GIVEN EXERCISE ::
Scan the entries and tally the lines that include the string "JSON". Reply with the figure alone.

= = =

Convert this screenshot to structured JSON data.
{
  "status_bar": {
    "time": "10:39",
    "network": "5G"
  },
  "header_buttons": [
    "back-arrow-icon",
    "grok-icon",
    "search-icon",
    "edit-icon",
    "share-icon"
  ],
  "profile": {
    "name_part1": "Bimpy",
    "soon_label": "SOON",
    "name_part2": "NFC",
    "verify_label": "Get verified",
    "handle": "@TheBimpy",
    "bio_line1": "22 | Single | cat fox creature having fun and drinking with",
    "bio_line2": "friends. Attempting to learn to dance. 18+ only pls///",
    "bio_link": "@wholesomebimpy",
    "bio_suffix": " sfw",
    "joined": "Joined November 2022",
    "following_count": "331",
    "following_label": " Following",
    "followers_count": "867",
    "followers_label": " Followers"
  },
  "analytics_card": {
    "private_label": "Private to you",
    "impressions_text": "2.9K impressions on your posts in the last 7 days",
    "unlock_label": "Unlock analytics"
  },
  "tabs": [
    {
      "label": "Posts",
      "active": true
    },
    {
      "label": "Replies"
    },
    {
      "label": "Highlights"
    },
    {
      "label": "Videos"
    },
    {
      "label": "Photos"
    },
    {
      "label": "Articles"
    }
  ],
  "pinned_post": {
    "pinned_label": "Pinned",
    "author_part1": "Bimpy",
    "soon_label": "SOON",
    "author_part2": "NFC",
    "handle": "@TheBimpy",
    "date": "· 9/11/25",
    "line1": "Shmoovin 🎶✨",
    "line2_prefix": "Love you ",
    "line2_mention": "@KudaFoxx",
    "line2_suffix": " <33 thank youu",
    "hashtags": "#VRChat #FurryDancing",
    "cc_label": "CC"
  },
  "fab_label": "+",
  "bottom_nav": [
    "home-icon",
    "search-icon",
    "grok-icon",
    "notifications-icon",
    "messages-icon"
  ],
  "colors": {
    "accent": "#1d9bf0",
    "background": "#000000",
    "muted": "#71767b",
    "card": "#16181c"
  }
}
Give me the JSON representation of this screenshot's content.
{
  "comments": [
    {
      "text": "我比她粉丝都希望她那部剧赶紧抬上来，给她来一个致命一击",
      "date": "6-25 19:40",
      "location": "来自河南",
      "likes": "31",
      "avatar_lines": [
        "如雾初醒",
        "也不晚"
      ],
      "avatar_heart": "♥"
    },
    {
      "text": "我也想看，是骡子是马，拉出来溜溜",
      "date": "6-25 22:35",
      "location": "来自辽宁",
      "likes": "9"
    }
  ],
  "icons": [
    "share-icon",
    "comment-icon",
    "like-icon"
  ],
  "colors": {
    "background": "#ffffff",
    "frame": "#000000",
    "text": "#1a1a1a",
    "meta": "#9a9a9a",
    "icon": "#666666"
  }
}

= = =

ANSWER TO THIS TASK ::
2